## YOUR GOAL
Extract all of the entries and set them down verbatim.

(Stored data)
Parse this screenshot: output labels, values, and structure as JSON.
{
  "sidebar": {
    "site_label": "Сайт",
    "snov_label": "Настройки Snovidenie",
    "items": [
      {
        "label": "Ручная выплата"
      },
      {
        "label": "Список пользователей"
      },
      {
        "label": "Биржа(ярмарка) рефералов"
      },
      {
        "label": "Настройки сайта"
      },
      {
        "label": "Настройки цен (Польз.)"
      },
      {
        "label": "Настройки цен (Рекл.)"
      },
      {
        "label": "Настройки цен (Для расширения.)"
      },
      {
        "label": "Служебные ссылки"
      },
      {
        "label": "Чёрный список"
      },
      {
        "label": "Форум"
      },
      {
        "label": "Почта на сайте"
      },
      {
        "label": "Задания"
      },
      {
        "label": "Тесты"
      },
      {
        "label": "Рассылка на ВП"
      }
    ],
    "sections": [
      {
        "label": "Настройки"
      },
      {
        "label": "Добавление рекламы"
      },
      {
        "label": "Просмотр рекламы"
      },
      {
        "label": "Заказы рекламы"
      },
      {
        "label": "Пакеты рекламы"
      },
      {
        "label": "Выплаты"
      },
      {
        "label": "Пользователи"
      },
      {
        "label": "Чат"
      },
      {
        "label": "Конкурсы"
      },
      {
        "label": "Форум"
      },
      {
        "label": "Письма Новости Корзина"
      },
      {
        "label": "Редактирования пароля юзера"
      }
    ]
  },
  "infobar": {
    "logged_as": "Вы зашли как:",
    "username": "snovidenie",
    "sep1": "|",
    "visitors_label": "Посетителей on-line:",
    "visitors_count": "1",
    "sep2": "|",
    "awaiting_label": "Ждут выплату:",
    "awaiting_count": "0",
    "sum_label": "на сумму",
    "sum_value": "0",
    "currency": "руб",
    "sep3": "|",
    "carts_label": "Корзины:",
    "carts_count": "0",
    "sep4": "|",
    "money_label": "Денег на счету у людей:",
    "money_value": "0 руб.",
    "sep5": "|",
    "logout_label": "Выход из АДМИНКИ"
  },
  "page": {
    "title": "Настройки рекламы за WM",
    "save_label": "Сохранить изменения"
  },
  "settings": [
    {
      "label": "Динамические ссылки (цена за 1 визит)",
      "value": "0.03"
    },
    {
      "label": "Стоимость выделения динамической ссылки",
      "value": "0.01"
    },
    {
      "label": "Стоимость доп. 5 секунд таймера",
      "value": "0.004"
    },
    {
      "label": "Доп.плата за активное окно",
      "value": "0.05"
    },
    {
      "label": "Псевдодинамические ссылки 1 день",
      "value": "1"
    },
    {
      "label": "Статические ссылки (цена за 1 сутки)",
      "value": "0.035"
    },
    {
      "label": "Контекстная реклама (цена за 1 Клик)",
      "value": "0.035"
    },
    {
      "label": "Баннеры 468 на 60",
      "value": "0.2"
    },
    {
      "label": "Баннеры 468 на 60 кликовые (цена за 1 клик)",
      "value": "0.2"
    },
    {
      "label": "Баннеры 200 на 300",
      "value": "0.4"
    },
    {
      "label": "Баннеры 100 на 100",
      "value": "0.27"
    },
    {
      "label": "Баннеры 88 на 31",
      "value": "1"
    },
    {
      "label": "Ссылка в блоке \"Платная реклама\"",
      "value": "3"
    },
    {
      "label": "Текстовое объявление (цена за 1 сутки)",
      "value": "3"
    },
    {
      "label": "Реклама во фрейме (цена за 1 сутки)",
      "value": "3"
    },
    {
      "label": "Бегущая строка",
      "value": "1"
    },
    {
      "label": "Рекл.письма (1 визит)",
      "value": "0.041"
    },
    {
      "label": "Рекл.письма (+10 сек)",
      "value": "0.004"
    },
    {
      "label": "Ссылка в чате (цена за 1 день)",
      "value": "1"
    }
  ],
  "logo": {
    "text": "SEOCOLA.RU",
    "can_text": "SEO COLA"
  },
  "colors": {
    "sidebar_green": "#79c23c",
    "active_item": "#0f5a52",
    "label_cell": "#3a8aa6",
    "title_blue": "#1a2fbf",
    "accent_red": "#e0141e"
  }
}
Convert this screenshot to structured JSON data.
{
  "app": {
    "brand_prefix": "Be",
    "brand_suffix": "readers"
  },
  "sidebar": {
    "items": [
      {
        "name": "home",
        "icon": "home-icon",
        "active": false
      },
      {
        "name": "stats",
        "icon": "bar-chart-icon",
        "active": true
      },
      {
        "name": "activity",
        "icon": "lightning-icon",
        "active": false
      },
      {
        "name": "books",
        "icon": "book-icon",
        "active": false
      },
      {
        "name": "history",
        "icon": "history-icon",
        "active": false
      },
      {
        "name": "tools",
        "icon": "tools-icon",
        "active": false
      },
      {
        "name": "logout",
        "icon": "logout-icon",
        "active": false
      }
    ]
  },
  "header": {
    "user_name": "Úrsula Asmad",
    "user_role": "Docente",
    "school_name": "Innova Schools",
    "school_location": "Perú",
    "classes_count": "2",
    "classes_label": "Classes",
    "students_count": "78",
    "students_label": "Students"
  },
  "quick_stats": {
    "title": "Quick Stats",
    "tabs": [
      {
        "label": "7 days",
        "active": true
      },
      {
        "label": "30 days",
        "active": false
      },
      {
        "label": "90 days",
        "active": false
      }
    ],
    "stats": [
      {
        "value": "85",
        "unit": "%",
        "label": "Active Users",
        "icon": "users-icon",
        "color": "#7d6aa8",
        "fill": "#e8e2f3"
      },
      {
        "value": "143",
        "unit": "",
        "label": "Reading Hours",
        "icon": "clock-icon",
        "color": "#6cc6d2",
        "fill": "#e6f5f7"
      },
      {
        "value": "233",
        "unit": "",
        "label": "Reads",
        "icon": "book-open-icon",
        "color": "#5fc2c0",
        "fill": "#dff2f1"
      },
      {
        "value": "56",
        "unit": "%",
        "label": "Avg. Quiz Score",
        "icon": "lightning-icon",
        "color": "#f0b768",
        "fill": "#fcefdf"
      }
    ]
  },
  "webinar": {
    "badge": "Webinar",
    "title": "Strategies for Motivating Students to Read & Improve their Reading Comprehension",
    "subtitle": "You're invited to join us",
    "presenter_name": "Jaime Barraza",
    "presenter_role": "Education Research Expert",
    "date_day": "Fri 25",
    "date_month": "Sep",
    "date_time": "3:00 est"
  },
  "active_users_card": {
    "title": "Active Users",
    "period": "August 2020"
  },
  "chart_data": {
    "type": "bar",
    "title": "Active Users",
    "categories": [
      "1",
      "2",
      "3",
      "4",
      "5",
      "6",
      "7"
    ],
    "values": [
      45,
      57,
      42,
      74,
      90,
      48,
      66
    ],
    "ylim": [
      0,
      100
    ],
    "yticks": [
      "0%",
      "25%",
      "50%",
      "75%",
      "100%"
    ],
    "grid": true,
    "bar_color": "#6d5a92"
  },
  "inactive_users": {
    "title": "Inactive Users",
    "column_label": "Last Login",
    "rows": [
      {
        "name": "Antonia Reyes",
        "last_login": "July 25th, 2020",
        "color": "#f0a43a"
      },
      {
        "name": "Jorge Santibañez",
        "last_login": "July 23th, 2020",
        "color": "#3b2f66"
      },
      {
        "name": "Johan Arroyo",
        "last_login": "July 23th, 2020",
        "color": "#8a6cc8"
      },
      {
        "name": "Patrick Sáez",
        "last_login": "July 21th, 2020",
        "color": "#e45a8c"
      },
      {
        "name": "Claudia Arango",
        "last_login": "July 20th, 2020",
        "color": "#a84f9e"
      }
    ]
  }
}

## PROBLEM SOLUTION
Parse this screenshot: output labels, values, and structure as JSON.
{
  "sidebar": {
    "site_label": "Сайт",
    "snov_label": "Настройки Snovidenie",
    "items": [
      {
        "label": "Ручная выплата"
      },
      {
        "label": "Список пользователей"
      },
      {
        "label": "Биржа(ярмарка) рефералов"
      },
      {
        "label": "Настройки сайта"
      },
      {
        "label": "Настройки цен (Польз.)"
      },
      {
        "label": "Настройки цен (Рекл.)"
      },
      {
        "label": "Настройки цен (Для расширения.)"
      },
      {
        "label": "Служебные ссылки"
      },
      {
        "label": "Чёрный список"
      },
      {
        "label": "Форум"
      },
      {
        "label": "Почта на сайте"
      },
      {
        "label": "Задания"
      },
      {
        "label": "Тесты"
      },
      {
        "label": "Рассылка на ВП"
      }
    ],
    "sections": [
      {
        "label": "Настройки"
      },
      {
        "label": "Добавление рекламы"
      },
      {
        "label": "Просмотр рекламы"
      },
      {
        "label": "Заказы рекламы"
      },
      {
        "label": "Пакеты рекламы"
      },
      {
        "label": "Выплаты"
      },
      {
        "label": "Пользователи"
      },
      {
        "label": "Чат"
      },
      {
        "label": "Конкурсы"
      },
      {
        "label": "Форум"
      },
      {
        "label": "Письма Новости Корзина"
      },
      {
        "label": "Редактирования пароля юзера"
      }
    ]
  },
  "infobar": {
    "logged_as": "Вы зашли как:",
    "username": "snovidenie",
    "sep1": "|",
    "visitors_label": "Посетителей on-line:",
    "visitors_count": "1",
    "sep2": "|",
    "awaiting_label": "Ждут выплату:",
    "awaiting_count": "0",
    "sum_label": "на сумму",
    "sum_value": "0",
    "currency": "руб",
    "sep3": "|",
    "carts_label": "Корзины:",
    "carts_count": "0",
    "sep4": "|",
    "money_label": "Денег на счету у людей:",
    "money_value": "0 руб.",
    "sep5": "|",
    "logout_label": "Выход из АДМИНКИ"
  },
  "page": {
    "title": "Настройки рекламы за WM",
    "save_label": "Сохранить изменения"
  },
  "settings": [
    {
      "label": "Динамические ссылки (цена за 1 визит)",
      "value": "0.03"
    },
    {
      "label": "Стоимость выделения динамической ссылки",
      "value": "0.01"
    },
    {
      "label": "Стоимость доп. 5 секунд таймера",
      "value": "0.004"
    },
    {
      "label": "Доп.плата за активное окно",
      "value": "0.05"
    },
    {
      "label": "Псевдодинамические ссылки 1 день",
      "value": "1"
    },
    {
      "label": "Статические ссылки (цена за 1 сутки)",
      "value": "0.035"
    },
    {
      "label": "Контекстная реклама (цена за 1 Клик)",
      "value": "0.035"
    },
    {
      "label": "Баннеры 468 на 60",
      "value": "0.2"
    },
    {
      "label": "Баннеры 468 на 60 кликовые (цена за 1 клик)",
      "value": "0.2"
    },
    {
      "label": "Баннеры 200 на 300",
      "value": "0.4"
    },
    {
      "label": "Баннеры 100 на 100",
      "value": "0.27"
    },
    {
      "label": "Баннеры 88 на 31",
      "value": "1"
    },
    {
      "label": "Ссылка в блоке \"Платная реклама\"",
      "value": "3"
    },
    {
      "label": "Текстовое объявление (цена за 1 сутки)",
      "value": "3"
    },
    {
      "label": "Реклама во фрейме (цена за 1 сутки)",
      "value": "3"
    },
    {
      "label": "Бегущая строка",
      "value": "1"
    },
    {
      "label": "Рекл.письма (1 визит)",
      "value": "0.041"
    },
    {
      "label": "Рекл.письма (+10 сек)",
      "value": "0.004"
    },
    {
      "label": "Ссылка в чате (цена за 1 день)",
      "value": "1"
    }
  ],
  "logo": {
    "text": "SEOCOLA.RU",
    "can_text": "SEO COLA"
  },
  "colors": {
    "sidebar_green": "#79c23c",
    "active_item": "#0f5a52",
    "label_cell": "#3a8aa6",
    "title_blue": "#1a2fbf",
    "accent_red": "#e0141e"
  }
}
Convert this screenshot to structured JSON data.
{
  "app": {
    "brand_prefix": "Be",
    "brand_suffix": "readers"
  },
  "sidebar": {
    "items": [
      {
        "name": "home",
        "icon": "home-icon",
        "active": false
      },
      {
        "name": "stats",
        "icon": "bar-chart-icon",
        "active": true
      },
      {
        "name": "activity",
        "icon": "lightning-icon",
        "active": false
      },
      {
        "name": "books",
        "icon": "book-icon",
        "active": false
      },
      {
        "name": "history",
        "icon": "history-icon",
        "active": false
      },
      {
        "name": "tools",
        "icon": "tools-icon",
        "active": false
      },
      {
        "name": "logout",
        "icon": "logout-icon",
        "active": false
      }
    ]
  },
  "header": {
    "user_name": "Úrsula Asmad",
    "user_role": "Docente",
    "school_name": "Innova Schools",
    "school_location": "Perú",
    "classes_count": "2",
    "classes_label": "Classes",
    "students_count": "78",
    "students_label": "Students"
  },
  "quick_stats": {
    "title": "Quick Stats",
    "tabs": [
      {
        "label": "7 days",
        "active": true
      },
      {
        "label": "30 days",
        "active": false
      },
      {
        "label": "90 days",
        "active": false
      }
    ],
    "stats": [
      {
        "value": "85",
        "unit": "%",
        "label": "Active Users",
        "icon": "users-icon",
        "color": "#7d6aa8",
        "fill": "#e8e2f3"
      },
      {
        "value": "143",
        "unit": "",
        "label": "Reading Hours",
        "icon": "clock-icon",
        "color": "#6cc6d2",
        "fill": "#e6f5f7"
      },
      {
        "value": "233",
        "unit": "",
        "label": "Reads",
        "icon": "book-open-icon",
        "color": "#5fc2c0",
        "fill": "#dff2f1"
      },
      {
        "value": "56",
        "unit": "%",
        "label": "Avg. Quiz Score",
        "icon": "lightning-icon",
        "color": "#f0b768",
        "fill": "#fcefdf"
      }
    ]
  },
  "webinar": {
    "badge": "Webinar",
    "title": "Strategies for Motivating Students to Read & Improve their Reading Comprehension",
    "subtitle": "You're invited to join us",
    "presenter_name": "Jaime Barraza",
    "presenter_role": "Education Research Expert",
    "date_day": "Fri 25",
    "date_month": "Sep",
    "date_time": "3:00 est"
  },
  "active_users_card": {
    "title": "Active Users",
    "period": "August 2020"
  },
  "chart_data": {
    "type": "bar",
    "title": "Active Users",
    "categories": [
      "1",
      "2",
      "3",
      "4",
      "5",
      "6",
      "7"
    ],
    "values": [
      45,
      57,
      42,
      74,
      90,
      48,
      66
    ],
    "ylim": [
      0,
      100
    ],
    "yticks": [
      "0%",
      "25%",
      "50%",
      "75%",
      "100%"
    ],
    "grid": true,
    "bar_color": "#6d5a92"
  },
  "inactive_users": {
    "title": "Inactive Users",
    "column_label": "Last Login",
    "rows": [
      {
        "name": "Antonia Reyes",
        "last_login": "July 25th, 2020",
        "color": "#f0a43a"
      },
      {
        "name": "Jorge Santibañez",
        "last_login": "July 23th, 2020",
        "color": "#3b2f66"
      },
      {
        "name": "Johan Arroyo",
        "last_login": "July 23th, 2020",
        "color": "#8a6cc8"
      },
      {
        "name": "Patrick Sáez",
        "last_login": "July 21th, 2020",
        "color": "#e45a8c"
      },
      {
        "name": "Claudia Arango",
        "last_login": "July 20th, 2020",
        "color": "#a84f9e"
      }
    ]
  }
}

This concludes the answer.